Dataset listings of figures
====
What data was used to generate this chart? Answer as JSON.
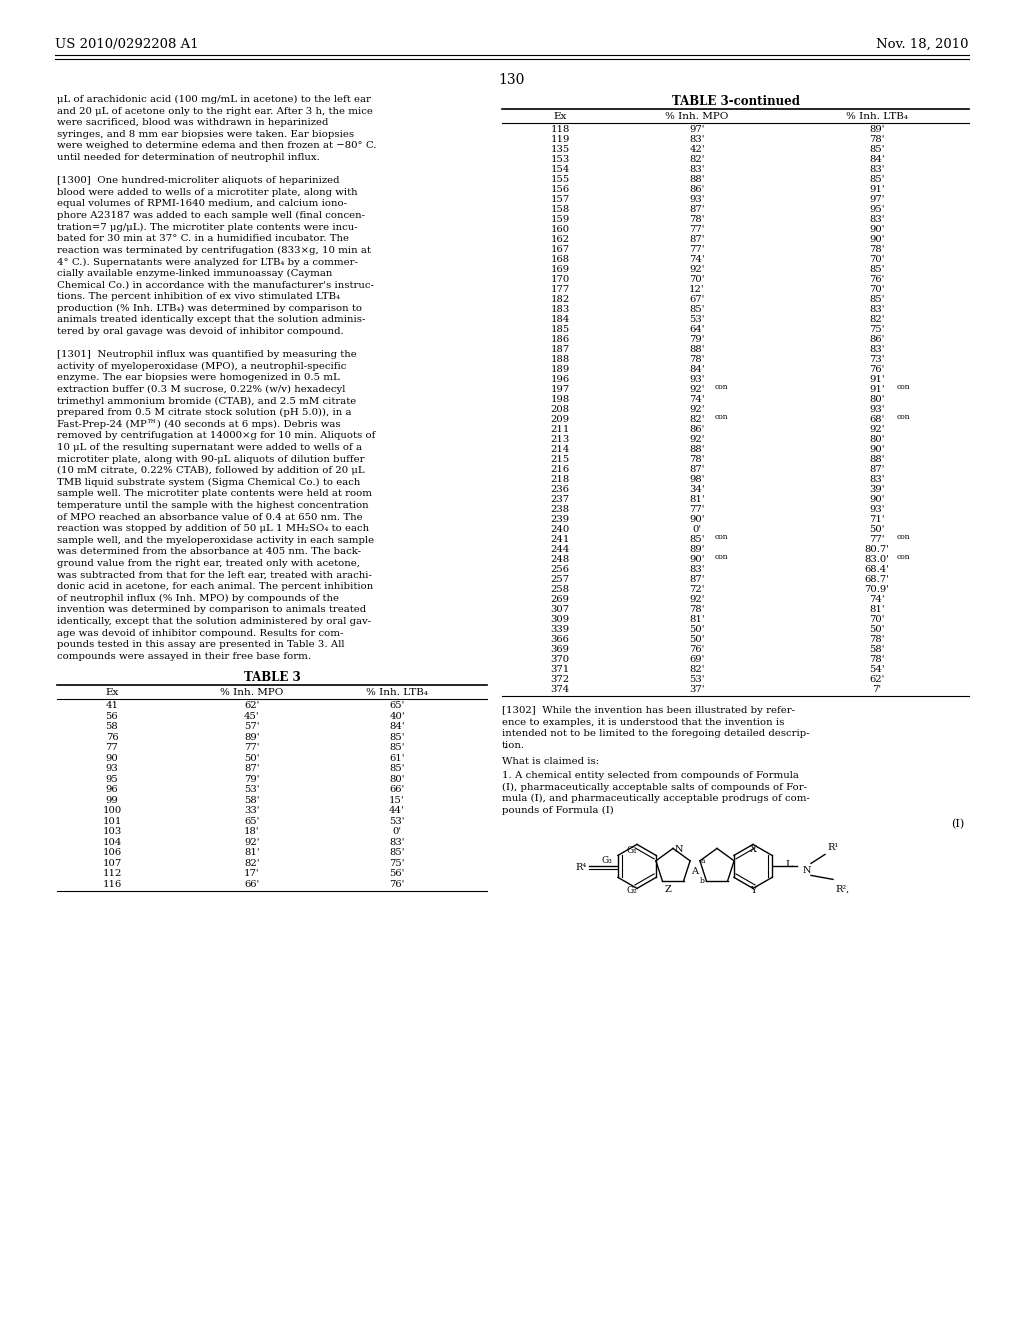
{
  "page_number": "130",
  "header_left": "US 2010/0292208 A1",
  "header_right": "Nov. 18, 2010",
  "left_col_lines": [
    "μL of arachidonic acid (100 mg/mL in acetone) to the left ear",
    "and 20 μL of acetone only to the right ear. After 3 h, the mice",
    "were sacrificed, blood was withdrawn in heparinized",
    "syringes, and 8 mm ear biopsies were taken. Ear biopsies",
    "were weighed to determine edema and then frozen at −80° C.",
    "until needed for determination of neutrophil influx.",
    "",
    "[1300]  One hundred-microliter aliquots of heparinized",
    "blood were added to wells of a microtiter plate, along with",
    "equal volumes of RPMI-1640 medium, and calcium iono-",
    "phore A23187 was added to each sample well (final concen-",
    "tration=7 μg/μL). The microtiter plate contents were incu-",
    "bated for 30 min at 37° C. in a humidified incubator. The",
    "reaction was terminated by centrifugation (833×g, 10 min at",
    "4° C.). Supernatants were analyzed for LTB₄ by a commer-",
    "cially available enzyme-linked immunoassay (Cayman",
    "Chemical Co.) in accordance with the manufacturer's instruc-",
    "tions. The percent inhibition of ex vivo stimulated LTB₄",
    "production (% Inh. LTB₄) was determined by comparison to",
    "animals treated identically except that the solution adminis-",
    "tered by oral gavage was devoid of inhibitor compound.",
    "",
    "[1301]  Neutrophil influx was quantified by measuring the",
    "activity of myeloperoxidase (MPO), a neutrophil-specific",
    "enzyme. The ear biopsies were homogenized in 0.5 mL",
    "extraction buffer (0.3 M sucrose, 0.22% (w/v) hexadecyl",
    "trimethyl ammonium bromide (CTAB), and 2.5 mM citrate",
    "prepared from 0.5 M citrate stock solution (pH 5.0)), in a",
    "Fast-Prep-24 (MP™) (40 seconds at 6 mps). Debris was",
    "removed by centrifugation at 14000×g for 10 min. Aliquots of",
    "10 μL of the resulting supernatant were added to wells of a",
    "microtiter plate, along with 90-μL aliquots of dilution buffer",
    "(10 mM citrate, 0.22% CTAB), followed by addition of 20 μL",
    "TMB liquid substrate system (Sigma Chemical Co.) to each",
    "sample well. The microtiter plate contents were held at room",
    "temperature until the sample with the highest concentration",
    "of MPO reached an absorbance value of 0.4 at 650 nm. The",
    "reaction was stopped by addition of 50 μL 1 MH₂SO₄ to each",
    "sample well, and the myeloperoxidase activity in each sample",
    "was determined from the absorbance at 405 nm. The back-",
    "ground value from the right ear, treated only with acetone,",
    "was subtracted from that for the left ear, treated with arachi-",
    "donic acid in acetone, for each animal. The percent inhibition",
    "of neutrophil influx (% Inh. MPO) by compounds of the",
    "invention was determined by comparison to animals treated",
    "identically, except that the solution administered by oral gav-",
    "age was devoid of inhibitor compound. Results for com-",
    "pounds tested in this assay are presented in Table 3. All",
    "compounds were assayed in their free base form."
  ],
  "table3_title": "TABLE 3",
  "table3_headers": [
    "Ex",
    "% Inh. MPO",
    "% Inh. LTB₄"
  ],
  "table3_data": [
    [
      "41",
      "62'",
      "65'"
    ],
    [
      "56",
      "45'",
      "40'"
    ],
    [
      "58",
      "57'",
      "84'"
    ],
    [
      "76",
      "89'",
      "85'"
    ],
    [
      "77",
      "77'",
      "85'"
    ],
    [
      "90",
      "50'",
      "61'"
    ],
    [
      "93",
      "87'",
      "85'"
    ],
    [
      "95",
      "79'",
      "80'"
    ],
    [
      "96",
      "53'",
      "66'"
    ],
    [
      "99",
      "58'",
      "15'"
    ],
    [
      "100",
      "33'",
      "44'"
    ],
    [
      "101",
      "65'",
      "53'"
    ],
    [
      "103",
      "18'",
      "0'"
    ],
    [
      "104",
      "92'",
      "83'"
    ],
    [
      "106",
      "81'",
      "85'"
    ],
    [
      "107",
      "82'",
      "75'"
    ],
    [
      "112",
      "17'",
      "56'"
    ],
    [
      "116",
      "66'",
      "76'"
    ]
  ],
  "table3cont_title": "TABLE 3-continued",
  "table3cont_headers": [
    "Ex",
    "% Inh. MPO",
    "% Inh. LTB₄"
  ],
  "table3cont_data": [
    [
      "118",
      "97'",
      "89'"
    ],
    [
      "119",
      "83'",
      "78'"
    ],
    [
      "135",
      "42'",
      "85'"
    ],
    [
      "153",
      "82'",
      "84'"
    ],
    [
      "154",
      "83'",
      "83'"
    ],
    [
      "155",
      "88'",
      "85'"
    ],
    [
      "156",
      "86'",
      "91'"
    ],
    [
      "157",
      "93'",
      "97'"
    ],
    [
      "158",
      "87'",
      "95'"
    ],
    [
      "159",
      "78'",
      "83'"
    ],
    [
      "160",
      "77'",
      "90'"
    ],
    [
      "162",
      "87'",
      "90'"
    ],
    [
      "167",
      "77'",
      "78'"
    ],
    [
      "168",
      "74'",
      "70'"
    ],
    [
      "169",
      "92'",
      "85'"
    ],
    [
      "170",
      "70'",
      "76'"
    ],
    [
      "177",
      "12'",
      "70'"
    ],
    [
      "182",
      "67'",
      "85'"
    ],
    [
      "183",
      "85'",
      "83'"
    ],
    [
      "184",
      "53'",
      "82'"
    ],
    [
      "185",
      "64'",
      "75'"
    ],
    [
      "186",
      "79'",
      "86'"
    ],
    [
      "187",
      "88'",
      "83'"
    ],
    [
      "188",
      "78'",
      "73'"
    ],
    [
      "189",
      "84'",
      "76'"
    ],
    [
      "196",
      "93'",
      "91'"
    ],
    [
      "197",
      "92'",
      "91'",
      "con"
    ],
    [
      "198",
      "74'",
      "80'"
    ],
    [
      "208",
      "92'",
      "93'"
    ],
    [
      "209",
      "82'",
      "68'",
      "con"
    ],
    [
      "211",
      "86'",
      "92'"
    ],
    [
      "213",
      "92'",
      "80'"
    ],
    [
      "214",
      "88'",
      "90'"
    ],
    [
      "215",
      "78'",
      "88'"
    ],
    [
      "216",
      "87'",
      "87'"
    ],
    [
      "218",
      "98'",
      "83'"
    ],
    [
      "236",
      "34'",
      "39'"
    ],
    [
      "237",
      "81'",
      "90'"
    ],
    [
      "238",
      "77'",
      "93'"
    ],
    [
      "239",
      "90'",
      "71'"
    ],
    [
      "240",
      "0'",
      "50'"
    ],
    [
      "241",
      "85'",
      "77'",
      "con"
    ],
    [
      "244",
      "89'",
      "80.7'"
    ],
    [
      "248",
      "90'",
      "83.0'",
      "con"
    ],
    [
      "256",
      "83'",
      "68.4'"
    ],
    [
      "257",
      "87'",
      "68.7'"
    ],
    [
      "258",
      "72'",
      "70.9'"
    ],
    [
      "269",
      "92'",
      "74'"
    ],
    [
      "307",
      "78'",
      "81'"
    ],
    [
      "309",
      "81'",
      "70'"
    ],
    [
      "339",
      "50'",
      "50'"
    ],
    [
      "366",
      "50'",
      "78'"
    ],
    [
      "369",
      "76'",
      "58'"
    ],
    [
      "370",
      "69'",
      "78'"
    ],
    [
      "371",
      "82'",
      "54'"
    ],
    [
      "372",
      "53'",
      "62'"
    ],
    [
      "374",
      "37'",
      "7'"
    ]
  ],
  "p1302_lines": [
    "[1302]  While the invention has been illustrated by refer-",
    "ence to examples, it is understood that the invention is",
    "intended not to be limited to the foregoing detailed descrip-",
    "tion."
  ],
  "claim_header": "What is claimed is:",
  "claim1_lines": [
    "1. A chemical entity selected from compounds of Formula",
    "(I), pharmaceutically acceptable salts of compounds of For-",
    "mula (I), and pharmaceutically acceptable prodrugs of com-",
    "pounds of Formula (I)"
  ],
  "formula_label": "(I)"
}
====
YOUR TASK
Which lines of the records hold the string "this"? Copy each one.

REPLY
What data was used to generate this chart? Answer as JSON.
    "pounds tested in this assay are presented in Table 3. All",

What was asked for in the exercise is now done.